Below are some records; retype all of them exactly.

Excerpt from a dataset
— START —
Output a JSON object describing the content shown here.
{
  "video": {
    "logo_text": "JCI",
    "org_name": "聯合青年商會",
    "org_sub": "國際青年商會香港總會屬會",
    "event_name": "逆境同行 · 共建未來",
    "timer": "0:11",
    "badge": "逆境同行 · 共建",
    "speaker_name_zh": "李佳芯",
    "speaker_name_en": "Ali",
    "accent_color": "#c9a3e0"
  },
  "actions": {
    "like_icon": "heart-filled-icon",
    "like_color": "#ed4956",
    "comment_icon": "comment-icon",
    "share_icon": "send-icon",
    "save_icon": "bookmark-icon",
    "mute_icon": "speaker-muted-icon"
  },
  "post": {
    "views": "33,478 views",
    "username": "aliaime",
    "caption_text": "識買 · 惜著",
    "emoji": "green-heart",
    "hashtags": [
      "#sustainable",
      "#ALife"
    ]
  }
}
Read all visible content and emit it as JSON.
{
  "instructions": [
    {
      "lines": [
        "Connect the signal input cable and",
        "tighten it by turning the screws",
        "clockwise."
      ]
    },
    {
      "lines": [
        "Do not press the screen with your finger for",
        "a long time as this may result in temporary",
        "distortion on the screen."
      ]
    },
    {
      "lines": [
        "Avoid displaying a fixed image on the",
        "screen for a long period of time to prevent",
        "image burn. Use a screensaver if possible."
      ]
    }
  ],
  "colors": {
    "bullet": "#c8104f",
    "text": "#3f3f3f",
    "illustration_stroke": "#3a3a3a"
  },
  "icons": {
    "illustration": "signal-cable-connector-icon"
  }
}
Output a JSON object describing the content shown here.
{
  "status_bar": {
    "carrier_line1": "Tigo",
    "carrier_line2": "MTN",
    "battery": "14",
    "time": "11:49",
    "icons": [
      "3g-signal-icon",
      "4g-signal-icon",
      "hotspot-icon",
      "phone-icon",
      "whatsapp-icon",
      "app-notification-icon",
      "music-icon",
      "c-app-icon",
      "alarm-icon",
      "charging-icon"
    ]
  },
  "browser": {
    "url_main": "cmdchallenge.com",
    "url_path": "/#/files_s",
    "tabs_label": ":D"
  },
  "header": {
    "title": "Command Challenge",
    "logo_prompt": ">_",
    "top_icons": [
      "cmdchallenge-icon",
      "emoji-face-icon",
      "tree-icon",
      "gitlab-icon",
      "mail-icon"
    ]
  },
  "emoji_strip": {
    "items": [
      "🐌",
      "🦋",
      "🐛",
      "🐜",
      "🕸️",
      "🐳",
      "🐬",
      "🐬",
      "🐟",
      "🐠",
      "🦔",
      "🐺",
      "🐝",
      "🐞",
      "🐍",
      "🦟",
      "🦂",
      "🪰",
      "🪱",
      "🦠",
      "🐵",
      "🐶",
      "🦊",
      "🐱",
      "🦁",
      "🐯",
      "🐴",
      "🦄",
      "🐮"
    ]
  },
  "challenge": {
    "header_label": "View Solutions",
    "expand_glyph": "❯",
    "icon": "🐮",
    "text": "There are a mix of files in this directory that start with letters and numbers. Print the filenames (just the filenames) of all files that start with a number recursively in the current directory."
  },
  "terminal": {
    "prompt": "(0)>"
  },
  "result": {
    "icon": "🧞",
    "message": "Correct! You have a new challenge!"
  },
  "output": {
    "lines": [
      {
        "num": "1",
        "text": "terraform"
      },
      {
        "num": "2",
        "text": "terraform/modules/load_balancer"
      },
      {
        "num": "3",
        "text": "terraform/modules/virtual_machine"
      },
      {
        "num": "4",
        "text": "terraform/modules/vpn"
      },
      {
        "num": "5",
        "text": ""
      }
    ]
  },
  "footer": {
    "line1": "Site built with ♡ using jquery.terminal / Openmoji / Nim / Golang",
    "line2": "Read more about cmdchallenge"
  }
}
— END —
Response to this task:
Output a JSON object describing the content shown here.
{
  "video": {
    "logo_text": "JCI",
    "org_name": "聯合青年商會",
    "org_sub": "國際青年商會香港總會屬會",
    "event_name": "逆境同行 · 共建未來",
    "timer": "0:11",
    "badge": "逆境同行 · 共建",
    "speaker_name_zh": "李佳芯",
    "speaker_name_en": "Ali",
    "accent_color": "#c9a3e0"
  },
  "actions": {
    "like_icon": "heart-filled-icon",
    "like_color": "#ed4956",
    "comment_icon": "comment-icon",
    "share_icon": "send-icon",
    "save_icon": "bookmark-icon",
    "mute_icon": "speaker-muted-icon"
  },
  "post": {
    "views": "33,478 views",
    "username": "aliaime",
    "caption_text": "識買 · 惜著",
    "emoji": "green-heart",
    "hashtags": [
      "#sustainable",
      "#ALife"
    ]
  }
}
Read all visible content and emit it as JSON.
{
  "instructions": [
    {
      "lines": [
        "Connect the signal input cable and",
        "tighten it by turning the screws",
        "clockwise."
      ]
    },
    {
      "lines": [
        "Do not press the screen with your finger for",
        "a long time as this may result in temporary",
        "distortion on the screen."
      ]
    },
    {
      "lines": [
        "Avoid displaying a fixed image on the",
        "screen for a long period of time to prevent",
        "image burn. Use a screensaver if possible."
      ]
    }
  ],
  "colors": {
    "bullet": "#c8104f",
    "text": "#3f3f3f",
    "illustration_stroke": "#3a3a3a"
  },
  "icons": {
    "illustration": "signal-cable-connector-icon"
  }
}
Output a JSON object describing the content shown here.
{
  "status_bar": {
    "carrier_line1": "Tigo",
    "carrier_line2": "MTN",
    "battery": "14",
    "time": "11:49",
    "icons": [
      "3g-signal-icon",
      "4g-signal-icon",
      "hotspot-icon",
      "phone-icon",
      "whatsapp-icon",
      "app-notification-icon",
      "music-icon",
      "c-app-icon",
      "alarm-icon",
      "charging-icon"
    ]
  },
  "browser": {
    "url_main": "cmdchallenge.com",
    "url_path": "/#/files_s",
    "tabs_label": ":D"
  },
  "header": {
    "title": "Command Challenge",
    "logo_prompt": ">_",
    "top_icons": [
      "cmdchallenge-icon",
      "emoji-face-icon",
      "tree-icon",
      "gitlab-icon",
      "mail-icon"
    ]
  },
  "emoji_strip": {
    "items": [
      "🐌",
      "🦋",
      "🐛",
      "🐜",
      "🕸️",
      "🐳",
      "🐬",
      "🐬",
      "🐟",
      "🐠",
      "🦔",
      "🐺",
      "🐝",
      "🐞",
      "🐍",
      "🦟",
      "🦂",
      "🪰",
      "🪱",
      "🦠",
      "🐵",
      "🐶",
      "🦊",
      "🐱",
      "🦁",
      "🐯",
      "🐴",
      "🦄",
      "🐮"
    ]
  },
  "challenge": {
    "header_label": "View Solutions",
    "expand_glyph": "❯",
    "icon": "🐮",
    "text": "There are a mix of files in this directory that start with letters and numbers. Print the filenames (just the filenames) of all files that start with a number recursively in the current directory."
  },
  "terminal": {
    "prompt": "(0)>"
  },
  "result": {
    "icon": "🧞",
    "message": "Correct! You have a new challenge!"
  },
  "output": {
    "lines": [
      {
        "num": "1",
        "text": "terraform"
      },
      {
        "num": "2",
        "text": "terraform/modules/load_balancer"
      },
      {
        "num": "3",
        "text": "terraform/modules/virtual_machine"
      },
      {
        "num": "4",
        "text": "terraform/modules/vpn"
      },
      {
        "num": "5",
        "text": ""
      }
    ]
  },
  "footer": {
    "line1": "Site built with ♡ using jquery.terminal / Openmoji / Nim / Golang",
    "line2": "Read more about cmdchallenge"
  }
}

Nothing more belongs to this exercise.